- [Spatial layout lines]
□ □ □ □ □

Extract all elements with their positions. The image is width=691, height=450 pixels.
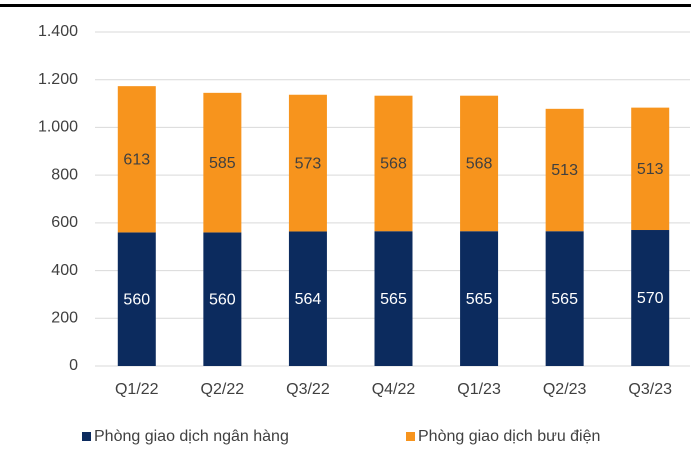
data-label: 568 <box>466 156 493 173</box>
bar-segment <box>288 231 327 366</box>
bar-segment <box>460 231 499 366</box>
y-tick-label: 0 <box>69 357 78 374</box>
y-tick-label: 600 <box>51 214 78 231</box>
bar-segment <box>545 108 584 232</box>
y-tick-label: 1.200 <box>38 71 78 88</box>
x-tick-label: Q1/22 <box>115 381 159 398</box>
y-tick-label: 400 <box>51 262 78 279</box>
bar-segment <box>631 107 670 231</box>
data-label: 565 <box>551 291 578 308</box>
y-tick-label: 1.000 <box>38 119 78 136</box>
data-label: 565 <box>466 291 493 308</box>
data-label: 565 <box>380 291 407 308</box>
data-label: 513 <box>551 162 578 179</box>
data-label: 560 <box>209 291 236 308</box>
data-label: 560 <box>123 291 150 308</box>
bar-segment <box>545 231 584 366</box>
data-label: 573 <box>295 155 322 172</box>
legend-label: Phòng giao dịch bưu điện <box>418 428 600 445</box>
data-label: 568 <box>380 156 407 173</box>
data-label: 585 <box>209 155 236 172</box>
data-label: 570 <box>637 290 664 307</box>
bar-segment <box>631 230 670 366</box>
bar-segment <box>117 232 156 366</box>
legend-label: Phòng giao dịch ngân hàng <box>94 428 289 445</box>
x-tick-label: Q3/23 <box>628 381 672 398</box>
x-tick-label: Q2/23 <box>543 381 587 398</box>
data-label: 564 <box>295 291 322 308</box>
y-tick-label: 200 <box>51 310 78 327</box>
data-label: 513 <box>637 161 664 178</box>
legend-swatch <box>406 432 415 441</box>
bar-segment <box>374 231 413 366</box>
x-tick-label: Q1/23 <box>457 381 501 398</box>
bar-segment <box>203 92 242 233</box>
x-tick-label: Q2/22 <box>201 381 245 398</box>
y-tick-label: 800 <box>51 166 78 183</box>
bar-segment <box>117 86 156 233</box>
x-tick-label: Q4/22 <box>372 381 416 398</box>
bar-segment <box>203 232 242 366</box>
bar-segment <box>288 94 327 232</box>
data-label: 613 <box>123 151 150 168</box>
bar-segment <box>460 95 499 232</box>
legend-swatch <box>82 432 91 441</box>
x-tick-label: Q3/22 <box>286 381 330 398</box>
y-tick-label: 1.400 <box>38 23 78 40</box>
bar-segment <box>374 95 413 232</box>
top-rule <box>0 4 691 7</box>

□ □ □ □ □

- [Written problem] Which lines contain the string "Phòng"? Copy each of them, treating uppercase and lowercase as different.

- [Task output]
legend-label: Phòng giao dịch bưu điện <box>418 428 600 445</box>
legend-label: Phòng giao dịch ngân hàng <box>94 428 289 445</box>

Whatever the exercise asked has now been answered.